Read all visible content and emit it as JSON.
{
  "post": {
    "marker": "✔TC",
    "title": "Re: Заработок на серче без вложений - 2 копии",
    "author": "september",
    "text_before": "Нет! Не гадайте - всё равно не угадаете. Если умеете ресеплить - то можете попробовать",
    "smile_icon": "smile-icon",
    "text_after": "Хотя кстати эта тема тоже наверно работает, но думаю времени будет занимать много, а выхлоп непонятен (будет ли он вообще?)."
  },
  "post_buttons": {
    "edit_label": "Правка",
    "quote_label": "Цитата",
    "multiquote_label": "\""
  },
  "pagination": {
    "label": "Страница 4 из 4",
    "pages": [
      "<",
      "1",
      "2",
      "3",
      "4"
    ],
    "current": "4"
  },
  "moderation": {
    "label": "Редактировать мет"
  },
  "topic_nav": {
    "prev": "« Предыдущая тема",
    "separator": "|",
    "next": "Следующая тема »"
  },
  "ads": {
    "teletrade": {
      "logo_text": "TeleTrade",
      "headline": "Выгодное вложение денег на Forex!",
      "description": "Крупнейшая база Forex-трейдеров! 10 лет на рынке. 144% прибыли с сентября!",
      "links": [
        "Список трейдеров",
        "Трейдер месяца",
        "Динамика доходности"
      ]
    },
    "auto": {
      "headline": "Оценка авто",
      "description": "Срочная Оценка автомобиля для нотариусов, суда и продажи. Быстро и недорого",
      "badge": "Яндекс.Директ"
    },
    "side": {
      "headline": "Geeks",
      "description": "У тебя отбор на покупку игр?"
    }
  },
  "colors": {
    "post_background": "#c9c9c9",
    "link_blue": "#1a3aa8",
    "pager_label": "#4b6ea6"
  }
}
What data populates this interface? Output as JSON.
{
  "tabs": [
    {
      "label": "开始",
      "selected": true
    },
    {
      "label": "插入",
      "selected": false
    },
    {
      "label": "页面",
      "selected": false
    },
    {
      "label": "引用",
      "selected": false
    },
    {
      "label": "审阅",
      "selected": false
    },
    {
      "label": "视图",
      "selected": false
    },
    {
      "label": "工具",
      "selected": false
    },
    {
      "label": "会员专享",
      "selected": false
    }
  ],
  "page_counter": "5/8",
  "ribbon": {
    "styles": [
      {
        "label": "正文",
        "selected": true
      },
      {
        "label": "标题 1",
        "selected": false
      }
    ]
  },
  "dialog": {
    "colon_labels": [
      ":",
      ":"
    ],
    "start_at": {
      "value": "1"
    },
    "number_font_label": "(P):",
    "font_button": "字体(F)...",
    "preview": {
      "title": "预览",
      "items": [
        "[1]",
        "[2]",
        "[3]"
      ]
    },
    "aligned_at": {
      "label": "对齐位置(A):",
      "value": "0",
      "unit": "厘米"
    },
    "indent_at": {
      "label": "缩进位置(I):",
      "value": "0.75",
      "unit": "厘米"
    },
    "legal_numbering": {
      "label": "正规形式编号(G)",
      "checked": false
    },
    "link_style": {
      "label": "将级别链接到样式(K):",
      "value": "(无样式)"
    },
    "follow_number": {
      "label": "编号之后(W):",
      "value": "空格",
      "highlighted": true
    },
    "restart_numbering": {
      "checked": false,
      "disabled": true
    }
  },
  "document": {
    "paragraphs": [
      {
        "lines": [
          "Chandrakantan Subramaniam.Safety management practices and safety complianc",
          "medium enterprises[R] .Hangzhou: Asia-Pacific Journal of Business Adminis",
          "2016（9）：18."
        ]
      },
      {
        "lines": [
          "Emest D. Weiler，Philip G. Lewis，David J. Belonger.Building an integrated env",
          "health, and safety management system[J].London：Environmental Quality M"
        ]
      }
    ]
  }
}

◆ **PROMPT**:
Using the data above, copy each line that contains "true".

◆ **TASK SOLUTION**:
      "selected": true
        "selected": true
      "highlighted": true
      "disabled": true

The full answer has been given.